Write out the entries below once more, exactly.

STORED ROWS
»»
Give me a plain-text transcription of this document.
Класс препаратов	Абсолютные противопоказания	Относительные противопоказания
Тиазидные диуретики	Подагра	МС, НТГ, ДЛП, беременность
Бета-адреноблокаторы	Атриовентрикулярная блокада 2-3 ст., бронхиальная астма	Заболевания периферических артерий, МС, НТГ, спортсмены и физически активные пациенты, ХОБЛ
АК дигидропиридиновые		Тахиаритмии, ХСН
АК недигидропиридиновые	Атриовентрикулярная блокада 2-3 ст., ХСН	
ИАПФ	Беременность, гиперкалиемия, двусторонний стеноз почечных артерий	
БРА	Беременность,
««
WRITTEN SOLUTION
Give me a plain-text transcription of this document.
Класс препаратов	Абсолютные противопоказания	Относительные противопоказания
Тиазидные диуретики	Подагра	МС, НТГ, ДЛП, беременность
Бета-адреноблокаторы	Атриовентрикулярная блокада 2-3 ст., бронхиальная астма	Заболевания периферических артерий, МС, НТГ, спортсмены и физически активные пациенты, ХОБЛ
АК дигидропиридиновые		Тахиаритмии, ХСН
АК недигидропиридиновые	Атриовентрикулярная блокада 2-3 ст., ХСН	
ИАПФ	Беременность, гиперкалиемия, двусторонний стеноз почечных артерий	
БРА	Беременность,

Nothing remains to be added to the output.